Restate every entry word for word.

+++ MATERIAL SHOWN +++

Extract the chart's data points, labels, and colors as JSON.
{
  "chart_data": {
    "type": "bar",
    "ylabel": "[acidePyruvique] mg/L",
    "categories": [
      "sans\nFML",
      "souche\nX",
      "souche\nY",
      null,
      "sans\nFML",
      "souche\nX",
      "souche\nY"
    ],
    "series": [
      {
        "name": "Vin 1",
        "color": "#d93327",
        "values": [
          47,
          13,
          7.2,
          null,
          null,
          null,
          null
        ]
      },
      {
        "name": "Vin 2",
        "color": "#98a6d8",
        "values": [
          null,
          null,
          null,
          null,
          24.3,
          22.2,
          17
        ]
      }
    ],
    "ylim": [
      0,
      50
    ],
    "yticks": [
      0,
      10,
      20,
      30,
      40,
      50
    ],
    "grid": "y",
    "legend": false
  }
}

+++

* **TASK RESULT**:
Extract the chart's data points, labels, and colors as JSON.
{
  "chart_data": {
    "type": "bar",
    "ylabel": "[acidePyruvique] mg/L",
    "categories": [
      "sans\nFML",
      "souche\nX",
      "souche\nY",
      null,
      "sans\nFML",
      "souche\nX",
      "souche\nY"
    ],
    "series": [
      {
        "name": "Vin 1",
        "color": "#d93327",
        "values": [
          47,
          13,
          7.2,
          null,
          null,
          null,
          null
        ]
      },
      {
        "name": "Vin 2",
        "color": "#98a6d8",
        "values": [
          null,
          null,
          null,
          null,
          24.3,
          22.2,
          17
        ]
      }
    ],
    "ylim": [
      0,
      50
    ],
    "yticks": [
      0,
      10,
      20,
      30,
      40,
      50
    ],
    "grid": "y",
    "legend": false
  }
}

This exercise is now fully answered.